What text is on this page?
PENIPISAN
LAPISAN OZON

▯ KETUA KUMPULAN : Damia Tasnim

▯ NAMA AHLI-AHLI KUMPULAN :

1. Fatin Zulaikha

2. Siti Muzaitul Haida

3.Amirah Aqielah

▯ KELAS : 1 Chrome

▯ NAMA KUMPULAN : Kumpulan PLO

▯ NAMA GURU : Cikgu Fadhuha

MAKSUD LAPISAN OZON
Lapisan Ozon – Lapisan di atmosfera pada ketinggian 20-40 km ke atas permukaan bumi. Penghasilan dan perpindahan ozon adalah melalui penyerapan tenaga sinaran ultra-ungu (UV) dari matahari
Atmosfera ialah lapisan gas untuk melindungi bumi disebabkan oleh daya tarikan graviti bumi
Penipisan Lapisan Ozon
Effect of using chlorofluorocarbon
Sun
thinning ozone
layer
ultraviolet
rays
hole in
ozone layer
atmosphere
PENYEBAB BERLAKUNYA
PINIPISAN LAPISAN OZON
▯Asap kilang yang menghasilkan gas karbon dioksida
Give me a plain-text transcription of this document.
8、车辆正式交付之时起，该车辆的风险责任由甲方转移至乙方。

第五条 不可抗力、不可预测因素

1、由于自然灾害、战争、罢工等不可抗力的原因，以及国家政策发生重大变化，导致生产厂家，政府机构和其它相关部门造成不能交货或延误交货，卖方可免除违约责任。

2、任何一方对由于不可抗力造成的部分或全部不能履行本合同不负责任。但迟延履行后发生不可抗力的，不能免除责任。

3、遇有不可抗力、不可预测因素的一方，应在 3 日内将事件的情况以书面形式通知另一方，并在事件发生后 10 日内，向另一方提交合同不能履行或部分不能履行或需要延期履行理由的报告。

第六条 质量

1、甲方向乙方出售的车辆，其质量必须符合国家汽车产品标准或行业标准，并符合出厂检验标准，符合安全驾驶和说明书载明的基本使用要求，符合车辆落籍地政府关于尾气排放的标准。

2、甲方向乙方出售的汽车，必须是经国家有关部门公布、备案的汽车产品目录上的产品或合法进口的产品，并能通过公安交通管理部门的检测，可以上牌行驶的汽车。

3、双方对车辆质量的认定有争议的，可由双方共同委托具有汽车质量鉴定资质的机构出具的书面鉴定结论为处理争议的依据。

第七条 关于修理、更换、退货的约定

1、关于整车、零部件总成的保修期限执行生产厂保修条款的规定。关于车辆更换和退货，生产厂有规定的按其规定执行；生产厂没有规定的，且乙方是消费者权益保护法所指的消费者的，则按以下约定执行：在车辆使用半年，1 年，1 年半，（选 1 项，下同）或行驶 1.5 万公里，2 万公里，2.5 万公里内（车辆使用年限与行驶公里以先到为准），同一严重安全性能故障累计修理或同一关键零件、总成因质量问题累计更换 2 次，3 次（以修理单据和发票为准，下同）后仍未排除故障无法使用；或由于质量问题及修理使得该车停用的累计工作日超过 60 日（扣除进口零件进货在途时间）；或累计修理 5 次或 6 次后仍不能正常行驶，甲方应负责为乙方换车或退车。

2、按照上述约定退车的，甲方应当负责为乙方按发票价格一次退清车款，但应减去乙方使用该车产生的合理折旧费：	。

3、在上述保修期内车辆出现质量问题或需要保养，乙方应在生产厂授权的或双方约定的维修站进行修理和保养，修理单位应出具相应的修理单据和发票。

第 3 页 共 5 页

·····

TO BE DONE:
Return each entry from above without altering a single character.

ANSWER TO THIS PROBLEM:
What text is on this page?
PENIPISAN
LAPISAN OZON

▯ KETUA KUMPULAN : Damia Tasnim

▯ NAMA AHLI-AHLI KUMPULAN :

1. Fatin Zulaikha

2. Siti Muzaitul Haida

3.Amirah Aqielah

▯ KELAS : 1 Chrome

▯ NAMA KUMPULAN : Kumpulan PLO

▯ NAMA GURU : Cikgu Fadhuha

MAKSUD LAPISAN OZON
Lapisan Ozon – Lapisan di atmosfera pada ketinggian 20-40 km ke atas permukaan bumi. Penghasilan dan perpindahan ozon adalah melalui penyerapan tenaga sinaran ultra-ungu (UV) dari matahari
Atmosfera ialah lapisan gas untuk melindungi bumi disebabkan oleh daya tarikan graviti bumi
Penipisan Lapisan Ozon
Effect of using chlorofluorocarbon
Sun
thinning ozone
layer
ultraviolet
rays
hole in
ozone layer
atmosphere
PENYEBAB BERLAKUNYA
PINIPISAN LAPISAN OZON
▯Asap kilang yang menghasilkan gas karbon dioksida
Give me a plain-text transcription of this document.
8、车辆正式交付之时起，该车辆的风险责任由甲方转移至乙方。

第五条 不可抗力、不可预测因素

1、由于自然灾害、战争、罢工等不可抗力的原因，以及国家政策发生重大变化，导致生产厂家，政府机构和其它相关部门造成不能交货或延误交货，卖方可免除违约责任。

2、任何一方对由于不可抗力造成的部分或全部不能履行本合同不负责任。但迟延履行后发生不可抗力的，不能免除责任。

3、遇有不可抗力、不可预测因素的一方，应在 3 日内将事件的情况以书面形式通知另一方，并在事件发生后 10 日内，向另一方提交合同不能履行或部分不能履行或需要延期履行理由的报告。

第六条 质量

1、甲方向乙方出售的车辆，其质量必须符合国家汽车产品标准或行业标准，并符合出厂检验标准，符合安全驾驶和说明书载明的基本使用要求，符合车辆落籍地政府关于尾气排放的标准。

2、甲方向乙方出售的汽车，必须是经国家有关部门公布、备案的汽车产品目录上的产品或合法进口的产品，并能通过公安交通管理部门的检测，可以上牌行驶的汽车。

3、双方对车辆质量的认定有争议的，可由双方共同委托具有汽车质量鉴定资质的机构出具的书面鉴定结论为处理争议的依据。

第七条 关于修理、更换、退货的约定

1、关于整车、零部件总成的保修期限执行生产厂保修条款的规定。关于车辆更换和退货，生产厂有规定的按其规定执行；生产厂没有规定的，且乙方是消费者权益保护法所指的消费者的，则按以下约定执行：在车辆使用半年，1 年，1 年半，（选 1 项，下同）或行驶 1.5 万公里，2 万公里，2.5 万公里内（车辆使用年限与行驶公里以先到为准），同一严重安全性能故障累计修理或同一关键零件、总成因质量问题累计更换 2 次，3 次（以修理单据和发票为准，下同）后仍未排除故障无法使用；或由于质量问题及修理使得该车停用的累计工作日超过 60 日（扣除进口零件进货在途时间）；或累计修理 5 次或 6 次后仍不能正常行驶，甲方应负责为乙方换车或退车。

2、按照上述约定退车的，甲方应当负责为乙方按发票价格一次退清车款，但应减去乙方使用该车产生的合理折旧费：	。

3、在上述保修期内车辆出现质量问题或需要保养，乙方应在生产厂授权的或双方约定的维修站进行修理和保养，修理单位应出具相应的修理单据和发票。

第 3 页 共 5 页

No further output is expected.